_ARTICLE:_
* * *

Sur l’élégante façade de l’opéra de Montpellier, à deux pas de la statue des Trois-Grâces, les amateurs de musique classique peuvent découvrir les titres des grandes œuvres à l’affiche cette saison : le festif Cendrillon de Rossini, l’exceptionnel Lac des Cygnes chorégraphié par Angelin Preljocal ou encore la populaire et tragique Tosca de Puccini. Mais une toute autre partition se joue depuis bientôt deux mois aux abords de la place de la Comédie. Une pièce en plusieurs actes, dont deux viennent déjà d’être joués, et qui met en scène trois hebdomadaires locaux engagés désormais dans une guerre aux allures de tragédie antique.
Publihebdos en terres occitanes
Acte I, le 6 octobre dernier. Depuis les fenêtres de la rédaction offrant une vue panoramique sur la place de la Comédie, Pierre Serres et Henri-Marc Rossignol, les deux fondateurs et figures historiques de la Gazette de Montpellier, peuvent observer un spectacle qu’ils ne doivent que peu goûter. Armés de présentoirs et de longues oriflammes orange, des distributeurs offrent en effet aux passants les 35000 exemplaires du premier numéro de Côté Montpellier, le nouvel hebdomadaire de la cité, créé par actu.fr.
Le groupe Publihebdos, à l’origine de la success story du pure player d’info locale, débarquait en effet physiquement dans l’Hérault pour y installer sa marque. « Nous avons depuis déjà cinq ans un gratuit sur la Ville rose, Côté Toulouse », souligne Pascal Pallas, éditeur du nouvel hebdo pour Publihebdos. « Nous pensions donc qu’il fallait aussi nous positionner sur l’autre ville phare de l’Occitanie. À Toulouse, nous avons un bon concept, une bonne notoriété, nous pouvions donc dupliquer cela ici. » Le groupe possède également un indéniable savoir-faire en ce qui concerne la création d’hebdos gratuits, puisque de nombreux titres ont été lancés avec succès, notamment à Brest, Quimper, Rouen… « On sait être performant dès le départ… »

* * *

[Lignes de données]
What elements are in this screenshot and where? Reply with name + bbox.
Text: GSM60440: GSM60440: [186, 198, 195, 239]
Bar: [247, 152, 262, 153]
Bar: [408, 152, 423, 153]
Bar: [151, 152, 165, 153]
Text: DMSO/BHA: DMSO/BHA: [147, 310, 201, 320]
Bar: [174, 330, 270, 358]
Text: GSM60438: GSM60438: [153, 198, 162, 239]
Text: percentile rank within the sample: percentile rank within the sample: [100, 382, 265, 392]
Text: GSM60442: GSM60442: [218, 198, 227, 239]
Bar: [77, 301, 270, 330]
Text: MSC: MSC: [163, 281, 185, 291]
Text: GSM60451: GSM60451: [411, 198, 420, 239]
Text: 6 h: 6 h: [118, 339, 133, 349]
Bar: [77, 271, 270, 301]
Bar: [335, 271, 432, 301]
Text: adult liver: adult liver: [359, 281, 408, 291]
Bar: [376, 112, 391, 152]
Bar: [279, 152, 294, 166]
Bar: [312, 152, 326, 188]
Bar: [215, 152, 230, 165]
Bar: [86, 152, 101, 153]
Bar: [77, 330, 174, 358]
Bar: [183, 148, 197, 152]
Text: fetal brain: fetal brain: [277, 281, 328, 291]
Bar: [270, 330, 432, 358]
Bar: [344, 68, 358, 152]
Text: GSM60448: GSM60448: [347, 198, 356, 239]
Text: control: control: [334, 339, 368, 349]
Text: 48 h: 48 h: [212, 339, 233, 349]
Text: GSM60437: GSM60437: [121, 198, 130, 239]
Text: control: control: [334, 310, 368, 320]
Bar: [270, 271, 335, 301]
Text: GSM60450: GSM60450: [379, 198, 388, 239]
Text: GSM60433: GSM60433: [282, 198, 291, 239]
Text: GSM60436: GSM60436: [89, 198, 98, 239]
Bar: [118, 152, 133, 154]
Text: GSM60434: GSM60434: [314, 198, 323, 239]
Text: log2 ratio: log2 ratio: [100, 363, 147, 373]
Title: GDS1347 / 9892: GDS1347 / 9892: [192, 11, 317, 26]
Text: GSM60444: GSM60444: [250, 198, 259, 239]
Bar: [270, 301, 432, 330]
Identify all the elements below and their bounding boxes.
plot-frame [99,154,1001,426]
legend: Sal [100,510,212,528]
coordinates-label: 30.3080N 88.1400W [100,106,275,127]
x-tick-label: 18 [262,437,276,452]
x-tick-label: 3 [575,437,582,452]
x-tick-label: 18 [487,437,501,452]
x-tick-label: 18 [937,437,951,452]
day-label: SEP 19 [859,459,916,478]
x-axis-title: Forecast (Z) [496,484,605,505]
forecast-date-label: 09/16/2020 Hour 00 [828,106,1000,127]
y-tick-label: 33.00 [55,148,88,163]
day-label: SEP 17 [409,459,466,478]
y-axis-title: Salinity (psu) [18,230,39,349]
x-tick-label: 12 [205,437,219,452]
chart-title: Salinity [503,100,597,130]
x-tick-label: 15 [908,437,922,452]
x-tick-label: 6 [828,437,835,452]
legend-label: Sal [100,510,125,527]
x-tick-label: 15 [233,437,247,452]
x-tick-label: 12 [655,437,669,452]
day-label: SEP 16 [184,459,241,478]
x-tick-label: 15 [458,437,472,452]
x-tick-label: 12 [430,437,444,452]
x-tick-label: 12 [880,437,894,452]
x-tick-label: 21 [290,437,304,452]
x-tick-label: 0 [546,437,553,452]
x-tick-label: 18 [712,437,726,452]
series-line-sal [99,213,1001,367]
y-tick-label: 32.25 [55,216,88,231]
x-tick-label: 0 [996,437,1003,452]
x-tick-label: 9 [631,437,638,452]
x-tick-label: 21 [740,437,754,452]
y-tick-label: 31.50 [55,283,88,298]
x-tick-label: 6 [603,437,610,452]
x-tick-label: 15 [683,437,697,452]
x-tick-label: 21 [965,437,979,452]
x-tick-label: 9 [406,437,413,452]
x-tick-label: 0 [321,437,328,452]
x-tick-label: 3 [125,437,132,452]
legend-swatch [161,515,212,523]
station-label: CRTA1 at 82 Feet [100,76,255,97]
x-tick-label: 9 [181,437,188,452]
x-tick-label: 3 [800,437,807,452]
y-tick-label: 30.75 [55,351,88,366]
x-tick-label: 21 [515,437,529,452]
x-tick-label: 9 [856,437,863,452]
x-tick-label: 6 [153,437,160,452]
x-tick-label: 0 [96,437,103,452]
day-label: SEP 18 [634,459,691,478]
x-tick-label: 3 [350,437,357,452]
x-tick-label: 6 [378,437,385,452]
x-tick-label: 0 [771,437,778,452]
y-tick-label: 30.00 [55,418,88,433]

* * *

_TÂCHES À RÉALISER:_
**A)** Répondez aux questions suivantes à partir de l'article :
(i) Quelle œuvre de Rossini figure à l'affiche de l'opéra de Montpellier cette saison ?
(ii) Combien d'exemplaires du premier numéro de Côté Montpellier ont été distribués aux passants ?
(iii) Quel est le nom du gratuit que Publihebdos publie à Toulouse ?
**B)** Reproduisez sans aucune modification les lignes des enregistrements, de la toute première jusqu'à celle qui contient "Text: percentile rank", cette dernière comprise.
L'article et les enregistrements ne proviennent pas de la même source.

_RÉPONSES CI-DESSOUS:_
**A)**
(i) Cendrillon
(ii) 35000 exemplaires
(iii) Côté Toulouse

**B)**
What elements are in this screenshot and where? Reply with name + bbox.
Text: GSM60440: GSM60440: [186, 198, 195, 239]
Bar: [247, 152, 262, 153]
Bar: [408, 152, 423, 153]
Bar: [151, 152, 165, 153]
Text: DMSO/BHA: DMSO/BHA: [147, 310, 201, 320]
Bar: [174, 330, 270, 358]
Text: GSM60438: GSM60438: [153, 198, 162, 239]
Text: percentile rank within the sample: percentile rank within the sample: [100, 382, 265, 392]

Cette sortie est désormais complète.